Dataset rows about figures
****

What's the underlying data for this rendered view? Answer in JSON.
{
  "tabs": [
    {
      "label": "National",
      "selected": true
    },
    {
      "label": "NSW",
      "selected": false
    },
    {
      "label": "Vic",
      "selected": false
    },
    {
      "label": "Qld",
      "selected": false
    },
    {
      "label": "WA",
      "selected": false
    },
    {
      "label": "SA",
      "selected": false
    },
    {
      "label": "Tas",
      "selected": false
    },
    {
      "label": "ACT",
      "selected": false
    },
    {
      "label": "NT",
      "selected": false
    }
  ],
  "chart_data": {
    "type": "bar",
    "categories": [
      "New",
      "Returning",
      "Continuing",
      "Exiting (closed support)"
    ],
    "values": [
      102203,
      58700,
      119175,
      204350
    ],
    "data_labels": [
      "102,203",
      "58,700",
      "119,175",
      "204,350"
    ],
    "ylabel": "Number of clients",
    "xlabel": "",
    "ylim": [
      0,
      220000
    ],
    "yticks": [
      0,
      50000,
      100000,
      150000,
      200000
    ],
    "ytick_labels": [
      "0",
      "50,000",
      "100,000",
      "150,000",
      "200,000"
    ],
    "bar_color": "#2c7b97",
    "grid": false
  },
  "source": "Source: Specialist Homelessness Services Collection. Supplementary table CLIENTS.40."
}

****

*What to do*: Nothing in the data may differ; print all of it exactly as written.

*The completed task*:
What's the underlying data for this rendered view? Answer in JSON.
{
  "tabs": [
    {
      "label": "National",
      "selected": true
    },
    {
      "label": "NSW",
      "selected": false
    },
    {
      "label": "Vic",
      "selected": false
    },
    {
      "label": "Qld",
      "selected": false
    },
    {
      "label": "WA",
      "selected": false
    },
    {
      "label": "SA",
      "selected": false
    },
    {
      "label": "Tas",
      "selected": false
    },
    {
      "label": "ACT",
      "selected": false
    },
    {
      "label": "NT",
      "selected": false
    }
  ],
  "chart_data": {
    "type": "bar",
    "categories": [
      "New",
      "Returning",
      "Continuing",
      "Exiting (closed support)"
    ],
    "values": [
      102203,
      58700,
      119175,
      204350
    ],
    "data_labels": [
      "102,203",
      "58,700",
      "119,175",
      "204,350"
    ],
    "ylabel": "Number of clients",
    "xlabel": "",
    "ylim": [
      0,
      220000
    ],
    "yticks": [
      0,
      50000,
      100000,
      150000,
      200000
    ],
    "ytick_labels": [
      "0",
      "50,000",
      "100,000",
      "150,000",
      "200,000"
    ],
    "bar_color": "#2c7b97",
    "grid": false
  },
  "source": "Source: Specialist Homelessness Services Collection. Supplementary table CLIENTS.40."
}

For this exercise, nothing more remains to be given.